Exactly as written, please set down all of the entries again, with no pictures.
------ RECORD LIST ------
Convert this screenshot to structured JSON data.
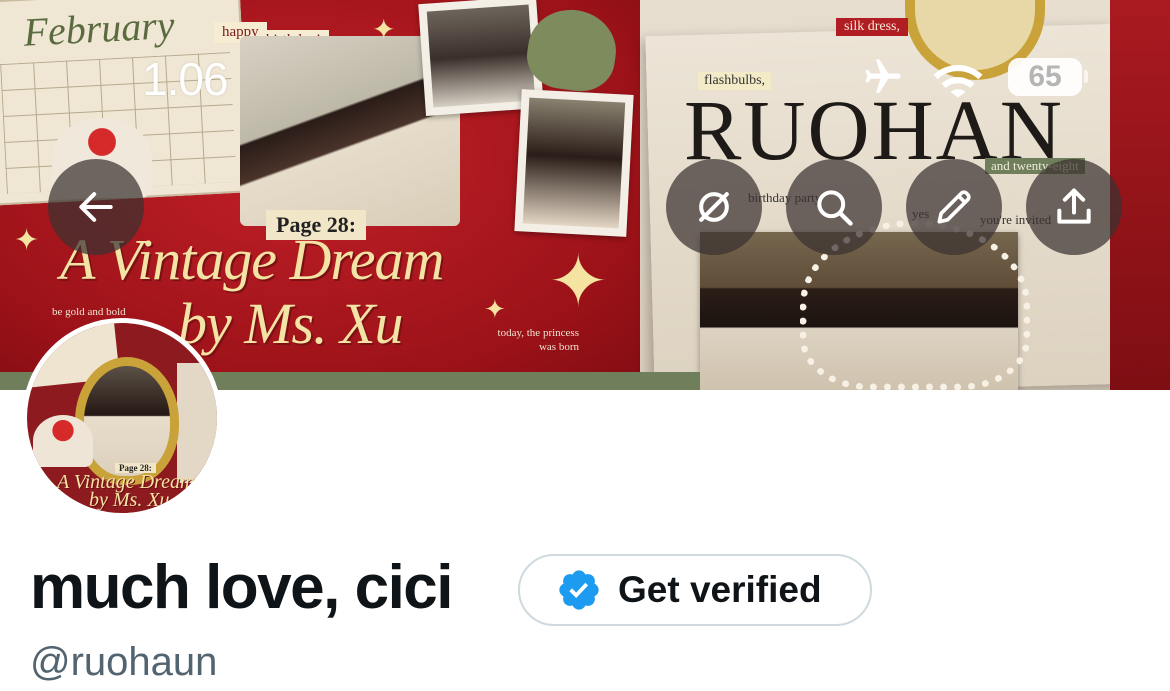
{
  "status_bar": {
    "time": "1.06",
    "battery": "65",
    "icons": [
      "airplane-icon",
      "wifi-icon",
      "battery-icon"
    ]
  },
  "banner": {
    "calendar_month": "February",
    "happy_tag": "happy",
    "birthday_tag": "birthday!",
    "page_label": "Page 28:",
    "title_line1": "A Vintage Dream",
    "title_line2": "by Ms. Xu",
    "small_left": "be gold and bold",
    "small_right": "today, the princess was born",
    "flashbulbs_tag": "flashbulbs,",
    "silk_tag": "silk dress,",
    "magazine_title": "RUOHAN",
    "twenty_tag": "and twenty-eight",
    "party_text": "birthday party",
    "yes_text": "yes",
    "invited_text": "you're invited"
  },
  "nav": {
    "back_icon": "arrow-left-icon",
    "actions": [
      "no-retweets-icon",
      "search-icon",
      "edit-icon",
      "share-icon"
    ]
  },
  "avatar": {
    "page_label": "Page 28:",
    "title_line1": "A Vintage Dream",
    "title_line2": "by Ms. Xu"
  },
  "profile": {
    "display_name": "much love, cici",
    "handle": "@ruohaun",
    "verify_label": "Get verified"
  },
  "colors": {
    "verified_blue": "#1d9bf0",
    "name_text": "#0f1419",
    "handle_text": "#536471",
    "button_border": "#cfd9de"
  }
}
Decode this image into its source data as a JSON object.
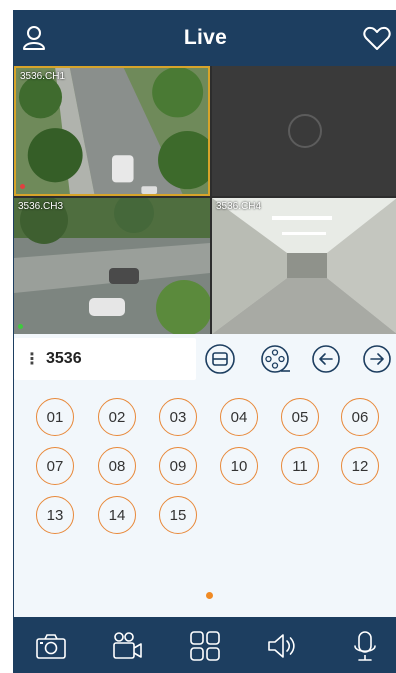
{
  "header": {
    "title": "Live",
    "left_icon": "user-icon",
    "right_icon": "heart-icon",
    "bg_color": "#1d3e60"
  },
  "video_grid": {
    "tiles": [
      {
        "label": "3536.CH1",
        "selected": true
      },
      {
        "label": "",
        "empty": true,
        "icon": "camera-placeholder-icon"
      },
      {
        "label": "3536.CH3"
      },
      {
        "label": "3536.CH4"
      }
    ],
    "selected_border_color": "#d7a42a"
  },
  "device_bar": {
    "device_name": "3536",
    "menu_icon": "more-vertical-icon",
    "controls": [
      "fit-screen-icon",
      "film-reel-icon",
      "arrow-left-icon",
      "arrow-right-icon"
    ]
  },
  "channels": [
    "01",
    "02",
    "03",
    "04",
    "05",
    "06",
    "07",
    "08",
    "09",
    "10",
    "11",
    "12",
    "13",
    "14",
    "15"
  ],
  "channel_border_color": "#e8893a",
  "pager": {
    "active_color": "#f08a24"
  },
  "toolbar": {
    "items": [
      "camera-icon",
      "video-record-icon",
      "grid-layout-icon",
      "speaker-icon",
      "microphone-icon"
    ]
  }
}
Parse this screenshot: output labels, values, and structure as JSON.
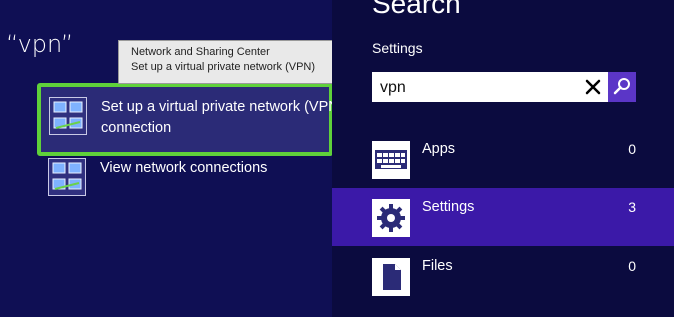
{
  "query": "“vpn”",
  "tooltip": {
    "line1": "Network and Sharing Center",
    "line2": "Set up a virtual private network (VPN)"
  },
  "results": [
    {
      "label_line1": "Set up a virtual private network (VPN",
      "label_line2": "connection",
      "icon": "network-wizard-icon"
    },
    {
      "label": "View network connections",
      "icon": "network-connections-icon"
    }
  ],
  "search_pane": {
    "title": "Search",
    "scope": "Settings",
    "search": {
      "value": "vpn"
    },
    "categories": [
      {
        "label": "Apps",
        "count": "0",
        "icon": "keyboard-icon"
      },
      {
        "label": "Settings",
        "count": "3",
        "icon": "gear-icon"
      },
      {
        "label": "Files",
        "count": "0",
        "icon": "document-icon"
      }
    ]
  },
  "colors": {
    "background": "#0f0f54",
    "pane_background": "#0b0b3f",
    "selection_highlight": "#5fd13a",
    "active_category": "#3b19a8",
    "search_button": "#5b36c7"
  }
}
------
# RESPONSE TO THE EXERCISE
Convert this screenshot to structured JSON data.
{
  "status_bar": {
    "time": "1.06",
    "battery": "65",
    "icons": [
      "airplane-icon",
      "wifi-icon",
      "battery-icon"
    ]
  },
  "banner": {
    "calendar_month": "February",
    "happy_tag": "happy",
    "birthday_tag": "birthday!",
    "page_label": "Page 28:",
    "title_line1": "A Vintage Dream",
    "title_line2": "by Ms. Xu",
    "small_left": "be gold and bold",
    "small_right": "today, the princess was born",
    "flashbulbs_tag": "flashbulbs,",
    "silk_tag": "silk dress,",
    "magazine_title": "RUOHAN",
    "twenty_tag": "and twenty-eight",
    "party_text": "birthday party",
    "yes_text": "yes",
    "invited_text": "you're invited"
  },
  "nav": {
    "back_icon": "arrow-left-icon",
    "actions": [
      "no-retweets-icon",
      "search-icon",
      "edit-icon",
      "share-icon"
    ]
  },
  "avatar": {
    "page_label": "Page 28:",
    "title_line1": "A Vintage Dream",
    "title_line2": "by Ms. Xu"
  },
  "profile": {
    "display_name": "much love, cici",
    "handle": "@ruohaun",
    "verify_label": "Get verified"
  },
  "colors": {
    "verified_blue": "#1d9bf0",
    "name_text": "#0f1419",
    "handle_text": "#536471",
    "button_border": "#cfd9de"
  }
}
Decode this image into its source data as a JSON object.
{
  "header": {
    "title": "Live",
    "left_icon": "user-icon",
    "right_icon": "heart-icon",
    "bg_color": "#1d3e60"
  },
  "video_grid": {
    "tiles": [
      {
        "label": "3536.CH1",
        "selected": true
      },
      {
        "label": "",
        "empty": true,
        "icon": "camera-placeholder-icon"
      },
      {
        "label": "3536.CH3"
      },
      {
        "label": "3536.CH4"
      }
    ],
    "selected_border_color": "#d7a42a"
  },
  "device_bar": {
    "device_name": "3536",
    "menu_icon": "more-vertical-icon",
    "controls": [
      "fit-screen-icon",
      "film-reel-icon",
      "arrow-left-icon",
      "arrow-right-icon"
    ]
  },
  "channels": [
    "01",
    "02",
    "03",
    "04",
    "05",
    "06",
    "07",
    "08",
    "09",
    "10",
    "11",
    "12",
    "13",
    "14",
    "15"
  ],
  "channel_border_color": "#e8893a",
  "pager": {
    "active_color": "#f08a24"
  },
  "toolbar": {
    "items": [
      "camera-icon",
      "video-record-icon",
      "grid-layout-icon",
      "speaker-icon",
      "microphone-icon"
    ]
  }
}
Parse this screenshot: output labels, values, and structure as JSON.
{
  "query": "“vpn”",
  "tooltip": {
    "line1": "Network and Sharing Center",
    "line2": "Set up a virtual private network (VPN)"
  },
  "results": [
    {
      "label_line1": "Set up a virtual private network (VPN",
      "label_line2": "connection",
      "icon": "network-wizard-icon"
    },
    {
      "label": "View network connections",
      "icon": "network-connections-icon"
    }
  ],
  "search_pane": {
    "title": "Search",
    "scope": "Settings",
    "search": {
      "value": "vpn"
    },
    "categories": [
      {
        "label": "Apps",
        "count": "0",
        "icon": "keyboard-icon"
      },
      {
        "label": "Settings",
        "count": "3",
        "icon": "gear-icon"
      },
      {
        "label": "Files",
        "count": "0",
        "icon": "document-icon"
      }
    ]
  },
  "colors": {
    "background": "#0f0f54",
    "pane_background": "#0b0b3f",
    "selection_highlight": "#5fd13a",
    "active_category": "#3b19a8",
    "search_button": "#5b36c7"
  }
}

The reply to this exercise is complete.